→ TEXTE FOURNI

• • • • •

Donald Trump surprend : après l’invalidation des droits de douane, le président américain réplique avec une taxe mondiale de…

Donald Trump surprend : après l’invalidation des droits de douane, le président américain réplique avec une taxe mondiale de…

Crédit Photo : Conflits

Donald Trump a annoncé avoir signé un décret imposant un nouveau droit de douane mondial de 10%, après s’être déchaîné contre les juges de la Cour suprême qui ont mis à bas sa politique tarifaire.

Le décret entrera en vigueur le 24 février, pour une durée de 150 jours, avec des exemptions pour certains secteurs, notamment l’industrie pharmaceutique, ainsi que pour les biens entrant aux Etats-Unis dans le cadre de l’accord Etats-Unis-Mexique-Canada, selon un communiqué de la Maison Blanche.

Ce nouveau taux s’applique également aux pays ou blocs ayant signé des accords commerciaux avec Washington, tels que l’Union européenne (UE), le Japon, la Corée du Sud ou Taïwan, qui avaient par exemple accepté un taux de 15% maximum de surtaxe douanière.

Les 10% ne s’appliquent pas aux produits concernés par des droits de douane sectoriels, ni aux produits canadiens et mexicains importés aux Etats-Unis dans le cadre du traité nord-américain de libre-échange (ACEUM).

Parlant d’une « terrible décision », le président américain avait auparavant attaqué les juges qui se sont prononcés contre ses droits de douane, accusant la Cour d’avoir cédé face à des « influences étrangères » lors d’une conférence de presse impromptue à la Maison Blanche.

« Pouvoirs » et « contrepouvoirs »

Les marchés financiers ont réagi favorablement, aussi bien en Europe qu’aux Etats-Unis, mais avec un enthousiasme mesuré. Les géants du commerce en ligne sont parmi les principaux bénéficiaires, à l’image d’Amazon et Shopify.

Les principaux partenaires commerciaux des Etats-Unis ont accueilli avec intérêt mais prudence la nouvelle.

Le président français, Emmanuel Macron, s’en est félicité, jugeant « bien » qu’il y ait « des pouvoirs et des contrepouvoirs dans les démocraties ».

« Nous voulons continuer à exporter (…) et le faire avec les règles les plus loyales qui soient (…) et ne pas subir des décision unilatérales », a déclaré samedi M. Macron, estimant qu’il faut « être dans une logique d’apaisement ».

Selon la décision rendue par une majorité de six juges sur neuf, Donald Trump ne peut pas justifier ces droits de douane par une nécessité d’urgence économique.

Un avis tranché d’autant plus remarquable que la Cour suprême est composée en majorité de juges conservateurs et qu’elle est plusieurs fois allée dans le sens de Donald Trump.

Donald Trump avait imposé ces surtaxes douanières en s’appuyant sur un texte de 1977 autorisant théoriquement l’exécutif à agir dans le domaine économique sans aval préalable du Congrès dès lors qu’une « urgence économique » était identifiée.

• • • • •

→ ENREGISTREMENTS FOURNIS
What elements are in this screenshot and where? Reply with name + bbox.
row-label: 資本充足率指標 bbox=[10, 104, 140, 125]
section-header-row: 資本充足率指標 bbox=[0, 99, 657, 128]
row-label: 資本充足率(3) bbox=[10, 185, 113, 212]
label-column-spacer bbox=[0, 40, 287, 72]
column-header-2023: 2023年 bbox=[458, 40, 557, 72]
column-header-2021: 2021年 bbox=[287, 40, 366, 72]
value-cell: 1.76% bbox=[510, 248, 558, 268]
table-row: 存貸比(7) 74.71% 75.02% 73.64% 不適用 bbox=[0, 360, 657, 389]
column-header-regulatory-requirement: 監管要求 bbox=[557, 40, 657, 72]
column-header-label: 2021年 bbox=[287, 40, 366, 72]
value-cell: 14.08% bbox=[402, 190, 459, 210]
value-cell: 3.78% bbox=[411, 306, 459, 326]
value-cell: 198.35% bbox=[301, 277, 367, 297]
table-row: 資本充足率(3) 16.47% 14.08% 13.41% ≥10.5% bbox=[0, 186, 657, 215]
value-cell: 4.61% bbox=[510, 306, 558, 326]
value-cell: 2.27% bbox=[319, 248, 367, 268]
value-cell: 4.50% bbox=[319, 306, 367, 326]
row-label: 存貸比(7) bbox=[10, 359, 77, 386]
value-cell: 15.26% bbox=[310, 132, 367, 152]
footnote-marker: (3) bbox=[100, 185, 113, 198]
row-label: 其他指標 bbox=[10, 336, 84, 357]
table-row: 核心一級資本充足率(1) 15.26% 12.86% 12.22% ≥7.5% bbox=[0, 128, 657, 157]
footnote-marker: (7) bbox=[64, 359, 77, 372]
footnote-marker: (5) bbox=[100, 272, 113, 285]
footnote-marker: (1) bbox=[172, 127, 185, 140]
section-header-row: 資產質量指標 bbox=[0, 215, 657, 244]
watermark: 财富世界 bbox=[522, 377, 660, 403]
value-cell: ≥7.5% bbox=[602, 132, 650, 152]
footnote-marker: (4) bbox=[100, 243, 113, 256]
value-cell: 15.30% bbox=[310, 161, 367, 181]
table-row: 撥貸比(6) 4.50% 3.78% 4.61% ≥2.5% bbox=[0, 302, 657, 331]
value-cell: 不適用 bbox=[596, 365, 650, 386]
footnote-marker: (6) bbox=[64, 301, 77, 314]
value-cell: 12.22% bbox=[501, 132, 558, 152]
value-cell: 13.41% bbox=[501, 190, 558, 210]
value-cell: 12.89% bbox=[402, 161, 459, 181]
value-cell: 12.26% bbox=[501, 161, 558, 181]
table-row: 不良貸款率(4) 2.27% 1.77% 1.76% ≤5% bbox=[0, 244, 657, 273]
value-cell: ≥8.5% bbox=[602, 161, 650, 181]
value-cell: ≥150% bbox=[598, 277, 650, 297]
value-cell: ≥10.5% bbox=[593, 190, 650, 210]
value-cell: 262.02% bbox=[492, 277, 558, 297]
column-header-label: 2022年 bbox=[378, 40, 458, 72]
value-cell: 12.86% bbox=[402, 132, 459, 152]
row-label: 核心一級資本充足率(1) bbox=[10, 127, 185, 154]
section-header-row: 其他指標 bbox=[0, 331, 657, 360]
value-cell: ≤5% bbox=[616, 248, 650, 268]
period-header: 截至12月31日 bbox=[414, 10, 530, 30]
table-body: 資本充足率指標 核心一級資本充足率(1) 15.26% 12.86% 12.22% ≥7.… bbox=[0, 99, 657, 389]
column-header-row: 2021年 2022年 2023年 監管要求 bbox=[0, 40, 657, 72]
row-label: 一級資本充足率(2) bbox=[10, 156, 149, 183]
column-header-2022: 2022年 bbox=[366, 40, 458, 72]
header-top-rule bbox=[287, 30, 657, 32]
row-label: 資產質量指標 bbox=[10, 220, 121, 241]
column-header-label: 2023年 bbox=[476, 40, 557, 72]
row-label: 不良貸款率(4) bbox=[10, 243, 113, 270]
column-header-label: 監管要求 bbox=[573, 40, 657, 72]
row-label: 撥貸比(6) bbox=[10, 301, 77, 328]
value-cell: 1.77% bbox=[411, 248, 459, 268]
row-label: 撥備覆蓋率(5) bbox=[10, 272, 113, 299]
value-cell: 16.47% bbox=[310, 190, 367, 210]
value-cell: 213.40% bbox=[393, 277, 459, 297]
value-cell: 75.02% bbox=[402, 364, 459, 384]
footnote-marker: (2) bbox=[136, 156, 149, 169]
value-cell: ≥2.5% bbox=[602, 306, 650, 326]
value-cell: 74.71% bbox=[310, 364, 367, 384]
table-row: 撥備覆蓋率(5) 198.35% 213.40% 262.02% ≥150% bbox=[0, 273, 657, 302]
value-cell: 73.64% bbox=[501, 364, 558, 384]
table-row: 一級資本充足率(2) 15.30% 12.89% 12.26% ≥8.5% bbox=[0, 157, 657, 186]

• • • • •

→ VOTRE OBJECTIF
Veuillez relever tous les pays ou blocs que le texte fourni cite comme ayant signé des accords commerciaux avec Washington.

→ RÉSULTAT ATTENDU
- l’Union européenne (UE)
- le Japon
- la Corée du Sud
- Taïwan